━━ INPUT MATERIAL
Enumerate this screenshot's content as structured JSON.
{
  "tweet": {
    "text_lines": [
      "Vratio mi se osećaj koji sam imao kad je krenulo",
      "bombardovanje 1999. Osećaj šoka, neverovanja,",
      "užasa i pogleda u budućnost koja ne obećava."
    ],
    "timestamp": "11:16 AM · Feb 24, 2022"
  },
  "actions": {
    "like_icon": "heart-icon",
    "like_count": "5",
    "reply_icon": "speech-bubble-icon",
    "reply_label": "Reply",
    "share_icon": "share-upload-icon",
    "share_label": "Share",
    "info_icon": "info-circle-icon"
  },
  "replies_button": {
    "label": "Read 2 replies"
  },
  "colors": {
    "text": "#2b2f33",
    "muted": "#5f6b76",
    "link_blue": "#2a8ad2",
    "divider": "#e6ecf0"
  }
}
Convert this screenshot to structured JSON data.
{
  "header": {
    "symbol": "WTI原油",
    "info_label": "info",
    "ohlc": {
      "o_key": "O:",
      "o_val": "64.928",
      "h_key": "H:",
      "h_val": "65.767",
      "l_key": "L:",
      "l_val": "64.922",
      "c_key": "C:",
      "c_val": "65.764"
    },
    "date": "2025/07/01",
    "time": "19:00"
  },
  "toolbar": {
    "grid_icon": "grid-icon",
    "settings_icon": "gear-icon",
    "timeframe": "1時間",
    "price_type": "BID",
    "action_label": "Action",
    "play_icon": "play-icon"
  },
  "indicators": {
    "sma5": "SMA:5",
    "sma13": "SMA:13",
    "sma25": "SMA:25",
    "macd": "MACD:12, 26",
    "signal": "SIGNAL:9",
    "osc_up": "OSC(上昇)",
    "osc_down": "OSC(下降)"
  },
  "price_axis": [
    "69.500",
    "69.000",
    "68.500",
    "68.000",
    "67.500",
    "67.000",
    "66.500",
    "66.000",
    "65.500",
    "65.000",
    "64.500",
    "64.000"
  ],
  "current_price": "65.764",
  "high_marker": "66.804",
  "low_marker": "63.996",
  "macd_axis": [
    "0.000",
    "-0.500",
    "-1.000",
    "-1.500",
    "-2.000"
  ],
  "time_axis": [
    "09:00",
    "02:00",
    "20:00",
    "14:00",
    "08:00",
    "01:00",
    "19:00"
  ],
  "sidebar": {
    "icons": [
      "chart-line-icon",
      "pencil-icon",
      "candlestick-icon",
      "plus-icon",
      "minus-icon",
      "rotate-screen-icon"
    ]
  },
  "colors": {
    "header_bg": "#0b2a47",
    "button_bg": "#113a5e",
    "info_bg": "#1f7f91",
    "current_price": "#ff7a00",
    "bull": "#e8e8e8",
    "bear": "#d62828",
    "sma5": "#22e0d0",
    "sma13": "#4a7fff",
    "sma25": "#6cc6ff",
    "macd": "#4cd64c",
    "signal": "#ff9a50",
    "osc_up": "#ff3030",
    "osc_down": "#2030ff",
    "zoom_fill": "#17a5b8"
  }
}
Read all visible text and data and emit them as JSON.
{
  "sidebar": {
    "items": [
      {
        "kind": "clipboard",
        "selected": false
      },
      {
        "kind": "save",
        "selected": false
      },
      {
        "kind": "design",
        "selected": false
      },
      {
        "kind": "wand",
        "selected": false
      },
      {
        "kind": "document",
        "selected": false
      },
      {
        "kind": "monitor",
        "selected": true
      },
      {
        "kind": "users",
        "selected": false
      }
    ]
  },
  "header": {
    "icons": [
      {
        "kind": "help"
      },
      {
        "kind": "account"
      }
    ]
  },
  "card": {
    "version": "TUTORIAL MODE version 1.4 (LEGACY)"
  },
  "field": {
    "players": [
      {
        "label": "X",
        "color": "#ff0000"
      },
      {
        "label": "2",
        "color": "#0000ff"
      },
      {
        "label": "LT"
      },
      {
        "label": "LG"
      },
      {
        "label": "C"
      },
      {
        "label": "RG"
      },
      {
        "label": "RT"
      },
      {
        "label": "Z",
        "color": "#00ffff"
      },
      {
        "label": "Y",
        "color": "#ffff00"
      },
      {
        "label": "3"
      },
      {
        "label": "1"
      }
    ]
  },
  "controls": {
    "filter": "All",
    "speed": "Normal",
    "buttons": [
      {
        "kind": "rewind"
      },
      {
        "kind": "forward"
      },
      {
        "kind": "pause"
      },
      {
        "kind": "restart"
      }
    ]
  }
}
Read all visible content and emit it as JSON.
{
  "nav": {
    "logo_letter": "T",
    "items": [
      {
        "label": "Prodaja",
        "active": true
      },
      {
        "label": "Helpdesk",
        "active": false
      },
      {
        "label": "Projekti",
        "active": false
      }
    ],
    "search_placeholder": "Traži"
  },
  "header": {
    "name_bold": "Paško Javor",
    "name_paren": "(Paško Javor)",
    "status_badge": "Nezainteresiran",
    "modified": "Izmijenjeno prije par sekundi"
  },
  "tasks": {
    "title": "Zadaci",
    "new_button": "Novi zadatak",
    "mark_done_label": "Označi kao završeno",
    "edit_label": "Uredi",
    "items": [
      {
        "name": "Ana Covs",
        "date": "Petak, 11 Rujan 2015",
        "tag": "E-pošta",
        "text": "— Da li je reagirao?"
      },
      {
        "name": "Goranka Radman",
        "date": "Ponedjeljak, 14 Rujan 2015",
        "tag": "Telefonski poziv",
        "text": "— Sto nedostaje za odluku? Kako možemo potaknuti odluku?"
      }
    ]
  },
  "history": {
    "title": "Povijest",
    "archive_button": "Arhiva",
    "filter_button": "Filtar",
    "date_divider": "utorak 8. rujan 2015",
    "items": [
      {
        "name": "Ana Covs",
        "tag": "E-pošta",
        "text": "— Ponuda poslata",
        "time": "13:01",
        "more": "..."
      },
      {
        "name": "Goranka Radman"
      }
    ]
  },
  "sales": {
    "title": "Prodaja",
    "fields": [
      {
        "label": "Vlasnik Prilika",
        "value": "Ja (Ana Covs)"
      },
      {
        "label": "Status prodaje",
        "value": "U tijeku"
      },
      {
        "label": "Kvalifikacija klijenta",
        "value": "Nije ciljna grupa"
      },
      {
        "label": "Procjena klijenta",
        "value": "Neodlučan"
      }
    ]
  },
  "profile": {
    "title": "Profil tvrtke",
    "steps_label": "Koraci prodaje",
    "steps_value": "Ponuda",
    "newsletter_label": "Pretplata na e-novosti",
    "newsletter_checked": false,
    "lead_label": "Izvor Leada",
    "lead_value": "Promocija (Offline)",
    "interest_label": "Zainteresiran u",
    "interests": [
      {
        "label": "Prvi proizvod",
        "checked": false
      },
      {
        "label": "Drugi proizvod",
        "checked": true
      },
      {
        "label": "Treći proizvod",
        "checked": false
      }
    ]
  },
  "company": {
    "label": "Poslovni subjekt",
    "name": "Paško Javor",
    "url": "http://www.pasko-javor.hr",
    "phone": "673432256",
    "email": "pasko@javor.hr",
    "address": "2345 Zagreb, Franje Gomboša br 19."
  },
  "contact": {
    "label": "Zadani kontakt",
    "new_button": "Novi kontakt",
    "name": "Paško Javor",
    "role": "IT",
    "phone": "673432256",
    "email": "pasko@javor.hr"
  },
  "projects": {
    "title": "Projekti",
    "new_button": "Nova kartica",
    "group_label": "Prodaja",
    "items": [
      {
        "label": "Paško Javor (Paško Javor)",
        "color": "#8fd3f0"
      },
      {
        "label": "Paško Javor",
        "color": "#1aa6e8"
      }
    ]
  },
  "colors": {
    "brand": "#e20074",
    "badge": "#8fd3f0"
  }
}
━━━━
• _REQUIRED TASK_
Quote all the records. Keep every word exact.

• _WRITTEN ANSWER_
Enumerate this screenshot's content as structured JSON.
{
  "tweet": {
    "text_lines": [
      "Vratio mi se osećaj koji sam imao kad je krenulo",
      "bombardovanje 1999. Osećaj šoka, neverovanja,",
      "užasa i pogleda u budućnost koja ne obećava."
    ],
    "timestamp": "11:16 AM · Feb 24, 2022"
  },
  "actions": {
    "like_icon": "heart-icon",
    "like_count": "5",
    "reply_icon": "speech-bubble-icon",
    "reply_label": "Reply",
    "share_icon": "share-upload-icon",
    "share_label": "Share",
    "info_icon": "info-circle-icon"
  },
  "replies_button": {
    "label": "Read 2 replies"
  },
  "colors": {
    "text": "#2b2f33",
    "muted": "#5f6b76",
    "link_blue": "#2a8ad2",
    "divider": "#e6ecf0"
  }
}
Convert this screenshot to structured JSON data.
{
  "header": {
    "symbol": "WTI原油",
    "info_label": "info",
    "ohlc": {
      "o_key": "O:",
      "o_val": "64.928",
      "h_key": "H:",
      "h_val": "65.767",
      "l_key": "L:",
      "l_val": "64.922",
      "c_key": "C:",
      "c_val": "65.764"
    },
    "date": "2025/07/01",
    "time": "19:00"
  },
  "toolbar": {
    "grid_icon": "grid-icon",
    "settings_icon": "gear-icon",
    "timeframe": "1時間",
    "price_type": "BID",
    "action_label": "Action",
    "play_icon": "play-icon"
  },
  "indicators": {
    "sma5": "SMA:5",
    "sma13": "SMA:13",
    "sma25": "SMA:25",
    "macd": "MACD:12, 26",
    "signal": "SIGNAL:9",
    "osc_up": "OSC(上昇)",
    "osc_down": "OSC(下降)"
  },
  "price_axis": [
    "69.500",
    "69.000",
    "68.500",
    "68.000",
    "67.500",
    "67.000",
    "66.500",
    "66.000",
    "65.500",
    "65.000",
    "64.500",
    "64.000"
  ],
  "current_price": "65.764",
  "high_marker": "66.804",
  "low_marker": "63.996",
  "macd_axis": [
    "0.000",
    "-0.500",
    "-1.000",
    "-1.500",
    "-2.000"
  ],
  "time_axis": [
    "09:00",
    "02:00",
    "20:00",
    "14:00",
    "08:00",
    "01:00",
    "19:00"
  ],
  "sidebar": {
    "icons": [
      "chart-line-icon",
      "pencil-icon",
      "candlestick-icon",
      "plus-icon",
      "minus-icon",
      "rotate-screen-icon"
    ]
  },
  "colors": {
    "header_bg": "#0b2a47",
    "button_bg": "#113a5e",
    "info_bg": "#1f7f91",
    "current_price": "#ff7a00",
    "bull": "#e8e8e8",
    "bear": "#d62828",
    "sma5": "#22e0d0",
    "sma13": "#4a7fff",
    "sma25": "#6cc6ff",
    "macd": "#4cd64c",
    "signal": "#ff9a50",
    "osc_up": "#ff3030",
    "osc_down": "#2030ff",
    "zoom_fill": "#17a5b8"
  }
}
Read all visible text and data and emit them as JSON.
{
  "sidebar": {
    "items": [
      {
        "kind": "clipboard",
        "selected": false
      },
      {
        "kind": "save",
        "selected": false
      },
      {
        "kind": "design",
        "selected": false
      },
      {
        "kind": "wand",
        "selected": false
      },
      {
        "kind": "document",
        "selected": false
      },
      {
        "kind": "monitor",
        "selected": true
      },
      {
        "kind": "users",
        "selected": false
      }
    ]
  },
  "header": {
    "icons": [
      {
        "kind": "help"
      },
      {
        "kind": "account"
      }
    ]
  },
  "card": {
    "version": "TUTORIAL MODE version 1.4 (LEGACY)"
  },
  "field": {
    "players": [
      {
        "label": "X",
        "color": "#ff0000"
      },
      {
        "label": "2",
        "color": "#0000ff"
      },
      {
        "label": "LT"
      },
      {
        "label": "LG"
      },
      {
        "label": "C"
      },
      {
        "label": "RG"
      },
      {
        "label": "RT"
      },
      {
        "label": "Z",
        "color": "#00ffff"
      },
      {
        "label": "Y",
        "color": "#ffff00"
      },
      {
        "label": "3"
      },
      {
        "label": "1"
      }
    ]
  },
  "controls": {
    "filter": "All",
    "speed": "Normal",
    "buttons": [
      {
        "kind": "rewind"
      },
      {
        "kind": "forward"
      },
      {
        "kind": "pause"
      },
      {
        "kind": "restart"
      }
    ]
  }
}
Read all visible content and emit it as JSON.
{
  "nav": {
    "logo_letter": "T",
    "items": [
      {
        "label": "Prodaja",
        "active": true
      },
      {
        "label": "Helpdesk",
        "active": false
      },
      {
        "label": "Projekti",
        "active": false
      }
    ],
    "search_placeholder": "Traži"
  },
  "header": {
    "name_bold": "Paško Javor",
    "name_paren": "(Paško Javor)",
    "status_badge": "Nezainteresiran",
    "modified": "Izmijenjeno prije par sekundi"
  },
  "tasks": {
    "title": "Zadaci",
    "new_button": "Novi zadatak",
    "mark_done_label": "Označi kao završeno",
    "edit_label": "Uredi",
    "items": [
      {
        "name": "Ana Covs",
        "date": "Petak, 11 Rujan 2015",
        "tag": "E-pošta",
        "text": "— Da li je reagirao?"
      },
      {
        "name": "Goranka Radman",
        "date": "Ponedjeljak, 14 Rujan 2015",
        "tag": "Telefonski poziv",
        "text": "— Sto nedostaje za odluku? Kako možemo potaknuti odluku?"
      }
    ]
  },
  "history": {
    "title": "Povijest",
    "archive_button": "Arhiva",
    "filter_button": "Filtar",
    "date_divider": "utorak 8. rujan 2015",
    "items": [
      {
        "name": "Ana Covs",
        "tag": "E-pošta",
        "text": "— Ponuda poslata",
        "time": "13:01",
        "more": "..."
      },
      {
        "name": "Goranka Radman"
      }
    ]
  },
  "sales": {
    "title": "Prodaja",
    "fields": [
      {
        "label": "Vlasnik Prilika",
        "value": "Ja (Ana Covs)"
      },
      {
        "label": "Status prodaje",
        "value": "U tijeku"
      },
      {
        "label": "Kvalifikacija klijenta",
        "value": "Nije ciljna grupa"
      },
      {
        "label": "Procjena klijenta",
        "value": "Neodlučan"
      }
    ]
  },
  "profile": {
    "title": "Profil tvrtke",
    "steps_label": "Koraci prodaje",
    "steps_value": "Ponuda",
    "newsletter_label": "Pretplata na e-novosti",
    "newsletter_checked": false,
    "lead_label": "Izvor Leada",
    "lead_value": "Promocija (Offline)",
    "interest_label": "Zainteresiran u",
    "interests": [
      {
        "label": "Prvi proizvod",
        "checked": false
      },
      {
        "label": "Drugi proizvod",
        "checked": true
      },
      {
        "label": "Treći proizvod",
        "checked": false
      }
    ]
  },
  "company": {
    "label": "Poslovni subjekt",
    "name": "Paško Javor",
    "url": "http://www.pasko-javor.hr",
    "phone": "673432256",
    "email": "pasko@javor.hr",
    "address": "2345 Zagreb, Franje Gomboša br 19."
  },
  "contact": {
    "label": "Zadani kontakt",
    "new_button": "Novi kontakt",
    "name": "Paško Javor",
    "role": "IT",
    "phone": "673432256",
    "email": "pasko@javor.hr"
  },
  "projects": {
    "title": "Projekti",
    "new_button": "Nova kartica",
    "group_label": "Prodaja",
    "items": [
      {
        "label": "Paško Javor (Paško Javor)",
        "color": "#8fd3f0"
      },
      {
        "label": "Paško Javor",
        "color": "#1aa6e8"
      }
    ]
  },
  "colors": {
    "brand": "#e20074",
    "badge": "#8fd3f0"
  }
}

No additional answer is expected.